PROBLÈME
D'après le texte ci-dessous sur la crise du logement au Canada, à combien de mises en chantier par an le pays devrait-il porter sa capacité de construction selon les économistes de la Banque Nationale?

Un travailleur de la construction sur un chantier immobilier à Montréal.

Le nombre de mises en chantier s’est établi à 240 000 en 2023 au Canada, en baisse de 8,2 % par rapport à l’année précédente, un rythme trop lent pour répondre à une demande grandissante.

Photo : Radio-Canada / Ivanoh Demers

Les données sur l’inflation publiées mardi montrent clairement que la crise du logement au pays coûte cher aux Canadiens. Sur 12 mois, les loyers sont en hausse de 7,7 %, une croissance intenable pour bien des ménages. D’une part, on ne construit pas assez de logements. D’autre part, le Canada connaît une croissance inédite de sa population.

Le Canada est-il tombé dans un piège démographique? C’est l’expression utilisée par les économistes Stéfane Marion et Alexandra Ducharme, de la Banque Nationale, dans une note économique diffusée lundi. Pour répondre à la demande actuelle et réduire l'inflation des coûts de logement, le Canada devrait doubler sa capacité de construction à environ 700 000 mises en chantier par an, un objectif inatteignable, écrivent les économistes.

Or, le nombre de mises en chantier, qui diminue depuis plusieurs années, s’est établi à 240 000 en 2023 au Canada, dans les centres urbains et ruraux. Ce nombre, trop faible pour répondre à une demande grandissante, représente une baisse de 8,2 % par rapport à l’année précédente.

Les données dans le tableau qui suit montrent l’écart entre la croissance démographique et les mises en chantier au pays au cours des trois dernières années. Les statistiques portant sur la croissance de la population représentent la hausse sur 12 mois, du 1er octobre de l'année précédente au 30 septembre de l'année visée. Celles sur les mises en chantiers, également sur 12 mois, recouvrent la période du 1er janvier au 31 décembre.

Il faut bien comprendre que la croissance naturelle de la population (c’est-à-dire le rapport entre les naissances et les décès) est presque nulle au Canada. La quasi-totalité de la croissance de la population vient maintenant de l’immigration permanente et temporaire. C’est essentiel à la croissance de l’économie, selon le premier ministre Justin Trudeau, qui était de passage devant les membres de la Chambre de commerce du Montréal métropolitain, mardi.

LIGNES AFFICHÉES

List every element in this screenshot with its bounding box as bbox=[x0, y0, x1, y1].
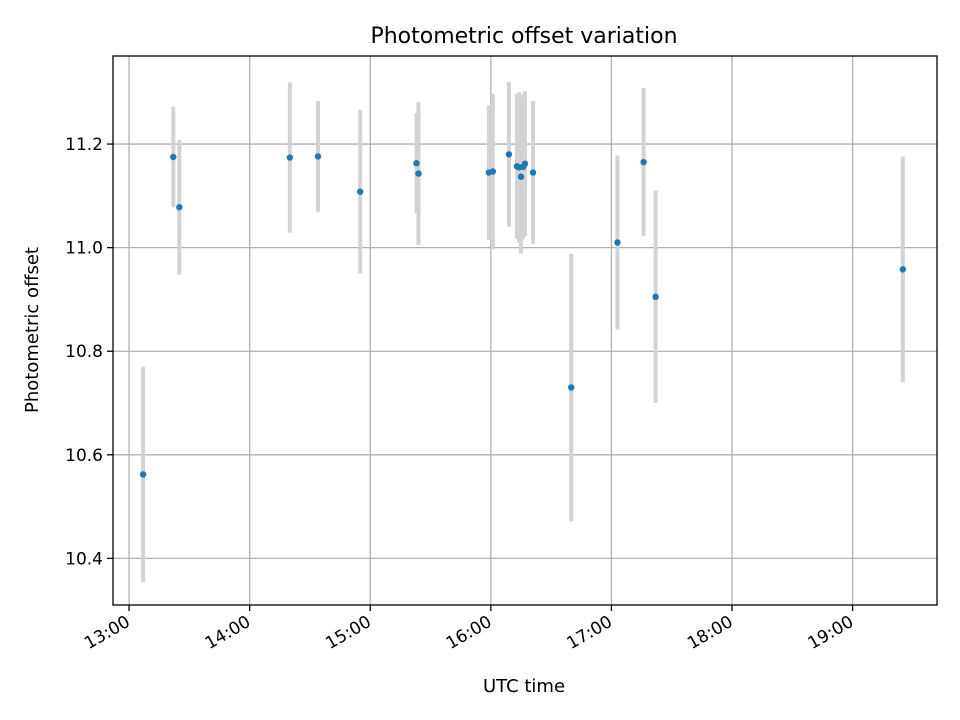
error-bars bbox=[141, 81, 905, 583]
x-tick-label: 14:00 bbox=[202, 612, 254, 654]
data-point bbox=[521, 160, 529, 167]
x-tick-label: 18:00 bbox=[684, 612, 736, 654]
x-axis-label: UTC time bbox=[483, 676, 565, 697]
data-point bbox=[314, 153, 322, 160]
data-point bbox=[357, 188, 364, 195]
y-axis-label: Photometric offset bbox=[22, 247, 43, 413]
x-tick-label: 19:00 bbox=[805, 612, 857, 654]
y-tick-label: 10.6 bbox=[65, 446, 103, 466]
x-tick-label: 17:00 bbox=[563, 612, 615, 654]
x-tick-label: 16:00 bbox=[443, 612, 495, 654]
y-axis-ticks: 10.4 10.6 10.8 11.0 11.2 bbox=[65, 135, 113, 569]
data-point bbox=[505, 151, 513, 158]
data-point bbox=[489, 168, 497, 175]
data-point bbox=[640, 158, 647, 166]
data-point bbox=[415, 170, 422, 177]
data-point bbox=[517, 173, 525, 180]
x-tick-label: 13:00 bbox=[81, 612, 133, 654]
data-point bbox=[652, 293, 659, 301]
data-point bbox=[139, 471, 147, 478]
data-point bbox=[413, 160, 420, 167]
data-point bbox=[899, 266, 907, 273]
x-tick-label: 15:00 bbox=[322, 612, 374, 654]
data-point bbox=[614, 239, 621, 246]
grid bbox=[113, 56, 937, 605]
chart-title: Photometric offset variation bbox=[370, 24, 677, 49]
y-tick-label: 10.4 bbox=[65, 549, 103, 569]
data-point bbox=[529, 169, 537, 176]
x-axis-ticks: 13:00 14:00 15:00 16:00 17:00 18:00 19:00 bbox=[81, 605, 857, 654]
y-tick-label: 11.0 bbox=[65, 239, 103, 259]
data-points bbox=[139, 151, 907, 478]
y-tick-label: 10.8 bbox=[65, 342, 103, 362]
data-point bbox=[286, 154, 294, 161]
data-point bbox=[568, 384, 575, 391]
plot-frame bbox=[112, 55, 938, 606]
y-tick-label: 11.2 bbox=[65, 135, 103, 155]
data-point bbox=[170, 153, 177, 161]
data-point bbox=[176, 204, 183, 211]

SOLUTION
Environ 700 000 mises en chantier par an.